### Given exercise
Count how many lines have the word "false" in them. Reply with that number by itself.
** BEGIN Items **
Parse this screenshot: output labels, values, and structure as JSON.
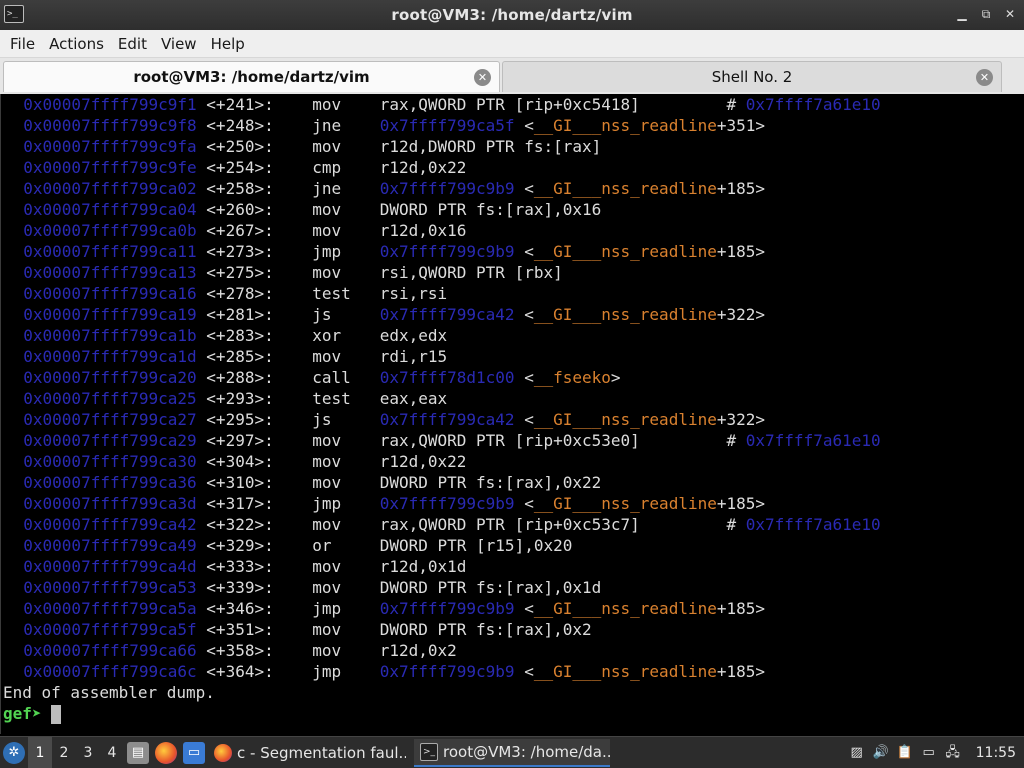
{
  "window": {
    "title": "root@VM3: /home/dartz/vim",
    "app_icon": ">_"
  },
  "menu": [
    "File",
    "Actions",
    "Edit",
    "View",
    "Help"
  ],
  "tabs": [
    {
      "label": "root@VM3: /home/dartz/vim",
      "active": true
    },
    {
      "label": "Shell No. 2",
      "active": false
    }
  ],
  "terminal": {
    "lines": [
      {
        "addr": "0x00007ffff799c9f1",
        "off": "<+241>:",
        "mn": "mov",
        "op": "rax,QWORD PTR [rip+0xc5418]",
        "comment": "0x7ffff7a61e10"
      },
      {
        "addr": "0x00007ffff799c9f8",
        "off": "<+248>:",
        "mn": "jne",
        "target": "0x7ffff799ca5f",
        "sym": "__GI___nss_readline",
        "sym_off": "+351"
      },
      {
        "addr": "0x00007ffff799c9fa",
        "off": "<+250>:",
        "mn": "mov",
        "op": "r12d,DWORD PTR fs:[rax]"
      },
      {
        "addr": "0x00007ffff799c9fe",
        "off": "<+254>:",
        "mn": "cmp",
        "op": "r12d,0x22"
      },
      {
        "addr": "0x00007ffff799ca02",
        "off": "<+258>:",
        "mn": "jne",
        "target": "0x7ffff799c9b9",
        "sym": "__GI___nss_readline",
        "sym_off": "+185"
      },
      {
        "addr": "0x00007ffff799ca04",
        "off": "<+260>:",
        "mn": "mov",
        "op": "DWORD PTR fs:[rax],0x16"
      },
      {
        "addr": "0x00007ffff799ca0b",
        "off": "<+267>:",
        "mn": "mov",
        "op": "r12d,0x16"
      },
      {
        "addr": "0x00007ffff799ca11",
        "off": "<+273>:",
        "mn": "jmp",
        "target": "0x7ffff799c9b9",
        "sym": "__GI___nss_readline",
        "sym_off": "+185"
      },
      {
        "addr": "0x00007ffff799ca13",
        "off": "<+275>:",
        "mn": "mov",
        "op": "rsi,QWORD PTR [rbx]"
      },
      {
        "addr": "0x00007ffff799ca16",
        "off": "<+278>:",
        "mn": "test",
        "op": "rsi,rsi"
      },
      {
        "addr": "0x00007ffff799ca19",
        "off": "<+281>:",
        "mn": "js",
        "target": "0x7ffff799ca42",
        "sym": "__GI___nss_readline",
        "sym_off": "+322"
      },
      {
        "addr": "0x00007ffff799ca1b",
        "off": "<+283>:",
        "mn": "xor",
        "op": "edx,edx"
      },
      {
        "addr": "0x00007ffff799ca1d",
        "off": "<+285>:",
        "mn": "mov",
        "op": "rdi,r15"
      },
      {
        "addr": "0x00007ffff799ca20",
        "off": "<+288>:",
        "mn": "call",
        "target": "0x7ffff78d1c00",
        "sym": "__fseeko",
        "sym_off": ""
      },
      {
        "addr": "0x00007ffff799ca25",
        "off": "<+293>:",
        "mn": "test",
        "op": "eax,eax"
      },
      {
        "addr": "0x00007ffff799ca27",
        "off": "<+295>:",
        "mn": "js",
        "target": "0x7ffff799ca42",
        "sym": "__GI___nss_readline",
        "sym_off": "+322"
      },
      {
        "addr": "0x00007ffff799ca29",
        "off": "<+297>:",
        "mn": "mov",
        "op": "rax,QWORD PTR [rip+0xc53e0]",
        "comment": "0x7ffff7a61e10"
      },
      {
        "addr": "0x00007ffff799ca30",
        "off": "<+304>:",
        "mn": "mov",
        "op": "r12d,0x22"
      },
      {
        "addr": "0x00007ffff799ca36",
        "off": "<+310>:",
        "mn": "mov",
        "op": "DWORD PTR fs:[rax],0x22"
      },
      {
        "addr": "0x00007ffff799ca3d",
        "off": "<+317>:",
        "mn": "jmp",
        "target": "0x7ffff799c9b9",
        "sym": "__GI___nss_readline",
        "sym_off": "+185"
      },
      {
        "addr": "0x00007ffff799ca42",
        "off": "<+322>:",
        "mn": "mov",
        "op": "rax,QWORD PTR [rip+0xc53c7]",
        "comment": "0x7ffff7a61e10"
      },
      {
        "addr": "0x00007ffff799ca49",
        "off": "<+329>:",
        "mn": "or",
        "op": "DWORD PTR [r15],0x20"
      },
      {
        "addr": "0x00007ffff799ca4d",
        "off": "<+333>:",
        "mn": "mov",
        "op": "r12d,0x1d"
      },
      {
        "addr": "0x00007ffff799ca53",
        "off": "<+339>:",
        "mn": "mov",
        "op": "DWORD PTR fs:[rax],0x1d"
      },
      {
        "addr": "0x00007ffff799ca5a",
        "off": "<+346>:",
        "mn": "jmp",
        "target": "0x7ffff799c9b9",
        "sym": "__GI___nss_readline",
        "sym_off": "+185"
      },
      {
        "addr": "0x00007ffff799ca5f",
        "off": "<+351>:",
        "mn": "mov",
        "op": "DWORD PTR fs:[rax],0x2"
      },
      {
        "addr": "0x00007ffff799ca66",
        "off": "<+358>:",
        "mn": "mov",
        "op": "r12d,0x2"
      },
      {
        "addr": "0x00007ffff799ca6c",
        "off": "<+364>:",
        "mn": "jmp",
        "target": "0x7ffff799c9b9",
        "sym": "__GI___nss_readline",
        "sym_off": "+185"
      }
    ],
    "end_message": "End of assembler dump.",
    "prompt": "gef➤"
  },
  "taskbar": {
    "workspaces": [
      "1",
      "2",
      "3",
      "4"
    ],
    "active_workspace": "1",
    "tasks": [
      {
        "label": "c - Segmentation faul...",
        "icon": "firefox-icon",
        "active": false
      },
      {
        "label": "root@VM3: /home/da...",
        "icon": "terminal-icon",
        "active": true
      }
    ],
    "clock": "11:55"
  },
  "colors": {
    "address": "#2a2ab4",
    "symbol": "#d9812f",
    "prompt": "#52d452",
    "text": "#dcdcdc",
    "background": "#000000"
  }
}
** END Items **
** BEGIN Items **
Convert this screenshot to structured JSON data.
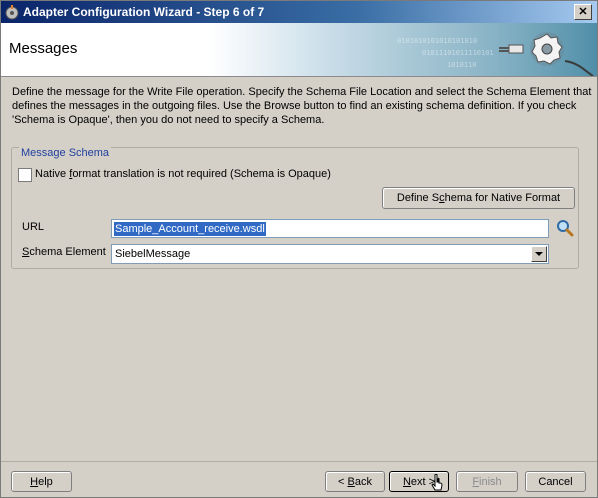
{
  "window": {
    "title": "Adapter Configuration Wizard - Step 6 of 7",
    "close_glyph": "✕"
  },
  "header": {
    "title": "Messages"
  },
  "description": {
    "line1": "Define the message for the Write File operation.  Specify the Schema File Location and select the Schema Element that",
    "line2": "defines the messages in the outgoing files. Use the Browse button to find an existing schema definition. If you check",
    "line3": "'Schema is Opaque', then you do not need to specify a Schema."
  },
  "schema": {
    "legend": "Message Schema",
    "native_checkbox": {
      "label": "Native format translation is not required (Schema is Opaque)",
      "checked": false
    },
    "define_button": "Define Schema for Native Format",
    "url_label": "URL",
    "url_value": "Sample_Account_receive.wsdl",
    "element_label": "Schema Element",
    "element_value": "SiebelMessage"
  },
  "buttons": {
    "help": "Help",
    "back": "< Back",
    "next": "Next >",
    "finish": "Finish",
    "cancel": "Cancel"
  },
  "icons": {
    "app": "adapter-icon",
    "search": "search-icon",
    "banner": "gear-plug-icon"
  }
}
** END Items **
### Finished task
3